Reproduce each line of the listing exactly.

--- begin ---

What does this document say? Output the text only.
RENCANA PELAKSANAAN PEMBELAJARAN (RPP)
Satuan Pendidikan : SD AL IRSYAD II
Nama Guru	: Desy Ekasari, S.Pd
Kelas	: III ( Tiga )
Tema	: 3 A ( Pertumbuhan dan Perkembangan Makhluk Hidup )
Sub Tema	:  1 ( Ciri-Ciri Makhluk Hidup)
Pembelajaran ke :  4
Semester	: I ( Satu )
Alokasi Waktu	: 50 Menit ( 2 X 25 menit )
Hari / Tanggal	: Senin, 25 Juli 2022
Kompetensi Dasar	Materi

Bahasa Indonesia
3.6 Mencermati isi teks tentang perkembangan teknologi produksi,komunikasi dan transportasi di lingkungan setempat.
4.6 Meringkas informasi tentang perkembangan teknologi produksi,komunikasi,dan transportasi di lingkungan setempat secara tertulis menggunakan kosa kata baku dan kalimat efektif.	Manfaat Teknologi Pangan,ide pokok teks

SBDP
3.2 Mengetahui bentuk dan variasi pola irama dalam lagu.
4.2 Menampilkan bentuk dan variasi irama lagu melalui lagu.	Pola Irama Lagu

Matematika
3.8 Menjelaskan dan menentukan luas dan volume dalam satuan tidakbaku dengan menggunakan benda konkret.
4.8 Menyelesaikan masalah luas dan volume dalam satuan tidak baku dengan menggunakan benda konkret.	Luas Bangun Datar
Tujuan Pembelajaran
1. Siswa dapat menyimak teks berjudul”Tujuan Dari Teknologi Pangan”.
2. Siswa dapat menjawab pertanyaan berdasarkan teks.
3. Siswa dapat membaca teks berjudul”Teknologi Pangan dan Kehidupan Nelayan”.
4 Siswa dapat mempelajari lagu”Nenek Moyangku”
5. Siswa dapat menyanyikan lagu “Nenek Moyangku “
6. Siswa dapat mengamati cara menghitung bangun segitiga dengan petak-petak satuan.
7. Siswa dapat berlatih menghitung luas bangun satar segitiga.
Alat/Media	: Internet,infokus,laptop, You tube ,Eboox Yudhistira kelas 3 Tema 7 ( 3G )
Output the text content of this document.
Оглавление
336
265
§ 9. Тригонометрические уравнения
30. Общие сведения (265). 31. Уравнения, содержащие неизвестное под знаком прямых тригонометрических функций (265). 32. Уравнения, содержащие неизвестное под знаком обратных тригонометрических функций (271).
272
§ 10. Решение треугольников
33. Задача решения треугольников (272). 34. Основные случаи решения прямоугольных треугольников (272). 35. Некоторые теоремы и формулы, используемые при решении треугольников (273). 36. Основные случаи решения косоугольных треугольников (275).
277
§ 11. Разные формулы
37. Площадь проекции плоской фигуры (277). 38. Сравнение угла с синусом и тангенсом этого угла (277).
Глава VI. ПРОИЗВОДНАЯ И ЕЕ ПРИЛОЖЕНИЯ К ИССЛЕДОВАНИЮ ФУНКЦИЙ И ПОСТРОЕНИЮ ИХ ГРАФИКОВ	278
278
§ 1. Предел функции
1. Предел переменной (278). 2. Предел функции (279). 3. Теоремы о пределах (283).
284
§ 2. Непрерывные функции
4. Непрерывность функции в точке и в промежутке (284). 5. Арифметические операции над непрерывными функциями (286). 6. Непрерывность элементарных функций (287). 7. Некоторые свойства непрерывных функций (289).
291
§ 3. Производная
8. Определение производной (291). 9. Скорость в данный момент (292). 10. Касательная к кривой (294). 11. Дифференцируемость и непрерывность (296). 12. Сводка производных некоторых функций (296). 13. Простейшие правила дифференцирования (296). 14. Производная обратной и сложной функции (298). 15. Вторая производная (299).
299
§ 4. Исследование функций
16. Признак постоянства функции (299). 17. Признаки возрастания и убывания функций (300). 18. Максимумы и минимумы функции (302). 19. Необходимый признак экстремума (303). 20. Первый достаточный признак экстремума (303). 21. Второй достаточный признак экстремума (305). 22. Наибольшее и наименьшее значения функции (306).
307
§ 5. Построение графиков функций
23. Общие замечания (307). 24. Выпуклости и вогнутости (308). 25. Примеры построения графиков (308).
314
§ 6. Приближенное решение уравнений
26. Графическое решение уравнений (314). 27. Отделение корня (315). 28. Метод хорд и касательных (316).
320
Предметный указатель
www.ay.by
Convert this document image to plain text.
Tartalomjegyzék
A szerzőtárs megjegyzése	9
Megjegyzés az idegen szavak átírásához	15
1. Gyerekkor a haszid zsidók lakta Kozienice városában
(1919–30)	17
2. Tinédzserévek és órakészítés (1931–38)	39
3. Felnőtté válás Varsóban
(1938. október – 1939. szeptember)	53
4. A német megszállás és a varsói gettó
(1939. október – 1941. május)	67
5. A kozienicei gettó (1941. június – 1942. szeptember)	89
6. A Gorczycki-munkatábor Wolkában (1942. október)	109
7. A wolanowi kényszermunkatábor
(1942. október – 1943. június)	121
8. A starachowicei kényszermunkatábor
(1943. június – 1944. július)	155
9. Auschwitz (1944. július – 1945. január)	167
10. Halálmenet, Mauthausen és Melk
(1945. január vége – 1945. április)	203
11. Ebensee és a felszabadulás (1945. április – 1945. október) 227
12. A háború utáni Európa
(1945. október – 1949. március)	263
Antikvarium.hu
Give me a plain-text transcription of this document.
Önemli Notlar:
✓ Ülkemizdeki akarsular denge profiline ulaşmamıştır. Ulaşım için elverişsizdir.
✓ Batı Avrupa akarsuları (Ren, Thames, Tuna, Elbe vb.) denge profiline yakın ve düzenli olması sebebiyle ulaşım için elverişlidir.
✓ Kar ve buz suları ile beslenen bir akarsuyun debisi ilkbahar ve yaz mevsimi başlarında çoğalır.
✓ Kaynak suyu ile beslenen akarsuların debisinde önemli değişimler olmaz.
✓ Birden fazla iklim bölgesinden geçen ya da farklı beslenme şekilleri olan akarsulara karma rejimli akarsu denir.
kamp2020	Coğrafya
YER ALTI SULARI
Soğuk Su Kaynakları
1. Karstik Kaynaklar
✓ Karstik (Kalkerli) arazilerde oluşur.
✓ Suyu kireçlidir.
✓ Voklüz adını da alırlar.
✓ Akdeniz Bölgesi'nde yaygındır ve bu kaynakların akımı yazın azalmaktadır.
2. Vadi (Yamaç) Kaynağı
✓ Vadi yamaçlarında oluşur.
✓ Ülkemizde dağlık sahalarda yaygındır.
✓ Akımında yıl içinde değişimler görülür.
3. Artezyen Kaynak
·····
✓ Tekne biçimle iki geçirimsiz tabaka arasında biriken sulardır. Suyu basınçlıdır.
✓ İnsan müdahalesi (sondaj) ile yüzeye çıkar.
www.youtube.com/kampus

--- end ---

ANSWER TO THIS PROBLEM
What does this document say? Output the text only.
RENCANA PELAKSANAAN PEMBELAJARAN (RPP)
Satuan Pendidikan : SD AL IRSYAD II
Nama Guru	: Desy Ekasari, S.Pd
Kelas	: III ( Tiga )
Tema	: 3 A ( Pertumbuhan dan Perkembangan Makhluk Hidup )
Sub Tema	:  1 ( Ciri-Ciri Makhluk Hidup)
Pembelajaran ke :  4
Semester	: I ( Satu )
Alokasi Waktu	: 50 Menit ( 2 X 25 menit )
Hari / Tanggal	: Senin, 25 Juli 2022
Kompetensi Dasar	Materi

Bahasa Indonesia
3.6 Mencermati isi teks tentang perkembangan teknologi produksi,komunikasi dan transportasi di lingkungan setempat.
4.6 Meringkas informasi tentang perkembangan teknologi produksi,komunikasi,dan transportasi di lingkungan setempat secara tertulis menggunakan kosa kata baku dan kalimat efektif.	Manfaat Teknologi Pangan,ide pokok teks

SBDP
3.2 Mengetahui bentuk dan variasi pola irama dalam lagu.
4.2 Menampilkan bentuk dan variasi irama lagu melalui lagu.	Pola Irama Lagu

Matematika
3.8 Menjelaskan dan menentukan luas dan volume dalam satuan tidakbaku dengan menggunakan benda konkret.
4.8 Menyelesaikan masalah luas dan volume dalam satuan tidak baku dengan menggunakan benda konkret.	Luas Bangun Datar
Tujuan Pembelajaran
1. Siswa dapat menyimak teks berjudul”Tujuan Dari Teknologi Pangan”.
2. Siswa dapat menjawab pertanyaan berdasarkan teks.
3. Siswa dapat membaca teks berjudul”Teknologi Pangan dan Kehidupan Nelayan”.
4 Siswa dapat mempelajari lagu”Nenek Moyangku”
5. Siswa dapat menyanyikan lagu “Nenek Moyangku “
6. Siswa dapat mengamati cara menghitung bangun segitiga dengan petak-petak satuan.
7. Siswa dapat berlatih menghitung luas bangun satar segitiga.
Alat/Media	: Internet,infokus,laptop, You tube ,Eboox Yudhistira kelas 3 Tema 7 ( 3G )
Output the text content of this document.
Оглавление
336
265
§ 9. Тригонометрические уравнения
30. Общие сведения (265). 31. Уравнения, содержащие неизвестное под знаком прямых тригонометрических функций (265). 32. Уравнения, содержащие неизвестное под знаком обратных тригонометрических функций (271).
272
§ 10. Решение треугольников
33. Задача решения треугольников (272). 34. Основные случаи решения прямоугольных треугольников (272). 35. Некоторые теоремы и формулы, используемые при решении треугольников (273). 36. Основные случаи решения косоугольных треугольников (275).
277
§ 11. Разные формулы
37. Площадь проекции плоской фигуры (277). 38. Сравнение угла с синусом и тангенсом этого угла (277).
Глава VI. ПРОИЗВОДНАЯ И ЕЕ ПРИЛОЖЕНИЯ К ИССЛЕДОВАНИЮ ФУНКЦИЙ И ПОСТРОЕНИЮ ИХ ГРАФИКОВ	278
278
§ 1. Предел функции
1. Предел переменной (278). 2. Предел функции (279). 3. Теоремы о пределах (283).
284
§ 2. Непрерывные функции
4. Непрерывность функции в точке и в промежутке (284). 5. Арифметические операции над непрерывными функциями (286). 6. Непрерывность элементарных функций (287). 7. Некоторые свойства непрерывных функций (289).
291
§ 3. Производная
8. Определение производной (291). 9. Скорость в данный момент (292). 10. Касательная к кривой (294). 11. Дифференцируемость и непрерывность (296). 12. Сводка производных некоторых функций (296). 13. Простейшие правила дифференцирования (296). 14. Производная обратной и сложной функции (298). 15. Вторая производная (299).
299
§ 4. Исследование функций
16. Признак постоянства функции (299). 17. Признаки возрастания и убывания функций (300). 18. Максимумы и минимумы функции (302). 19. Необходимый признак экстремума (303). 20. Первый достаточный признак экстремума (303). 21. Второй достаточный признак экстремума (305). 22. Наибольшее и наименьшее значения функции (306).
307
§ 5. Построение графиков функций
23. Общие замечания (307). 24. Выпуклости и вогнутости (308). 25. Примеры построения графиков (308).
314
§ 6. Приближенное решение уравнений
26. Графическое решение уравнений (314). 27. Отделение корня (315). 28. Метод хорд и касательных (316).
320
Предметный указатель
www.ay.by
Convert this document image to plain text.
Tartalomjegyzék
A szerzőtárs megjegyzése	9
Megjegyzés az idegen szavak átírásához	15
1. Gyerekkor a haszid zsidók lakta Kozienice városában
(1919–30)	17
2. Tinédzserévek és órakészítés (1931–38)	39
3. Felnőtté válás Varsóban
(1938. október – 1939. szeptember)	53
4. A német megszállás és a varsói gettó
(1939. október – 1941. május)	67
5. A kozienicei gettó (1941. június – 1942. szeptember)	89
6. A Gorczycki-munkatábor Wolkában (1942. október)	109
7. A wolanowi kényszermunkatábor
(1942. október – 1943. június)	121
8. A starachowicei kényszermunkatábor
(1943. június – 1944. július)	155
9. Auschwitz (1944. július – 1945. január)	167
10. Halálmenet, Mauthausen és Melk
(1945. január vége – 1945. április)	203
11. Ebensee és a felszabadulás (1945. április – 1945. október) 227
12. A háború utáni Európa
(1945. október – 1949. március)	263
Antikvarium.hu
Give me a plain-text transcription of this document.
Önemli Notlar:
✓ Ülkemizdeki akarsular denge profiline ulaşmamıştır. Ulaşım için elverişsizdir.
✓ Batı Avrupa akarsuları (Ren, Thames, Tuna, Elbe vb.) denge profiline yakın ve düzenli olması sebebiyle ulaşım için elverişlidir.
✓ Kar ve buz suları ile beslenen bir akarsuyun debisi ilkbahar ve yaz mevsimi başlarında çoğalır.
✓ Kaynak suyu ile beslenen akarsuların debisinde önemli değişimler olmaz.
✓ Birden fazla iklim bölgesinden geçen ya da farklı beslenme şekilleri olan akarsulara karma rejimli akarsu denir.
kamp2020	Coğrafya
YER ALTI SULARI
Soğuk Su Kaynakları
1. Karstik Kaynaklar
✓ Karstik (Kalkerli) arazilerde oluşur.
✓ Suyu kireçlidir.
✓ Voklüz adını da alırlar.
✓ Akdeniz Bölgesi'nde yaygındır ve bu kaynakların akımı yazın azalmaktadır.
2. Vadi (Yamaç) Kaynağı
✓ Vadi yamaçlarında oluşur.
✓ Ülkemizde dağlık sahalarda yaygındır.
✓ Akımında yıl içinde değişimler görülür.
3. Artezyen Kaynak
·····
✓ Tekne biçimle iki geçirimsiz tabaka arasında biriken sulardır. Suyu basınçlıdır.
✓ İnsan müdahalesi (sondaj) ile yüzeye çıkar.
www.youtube.com/kampus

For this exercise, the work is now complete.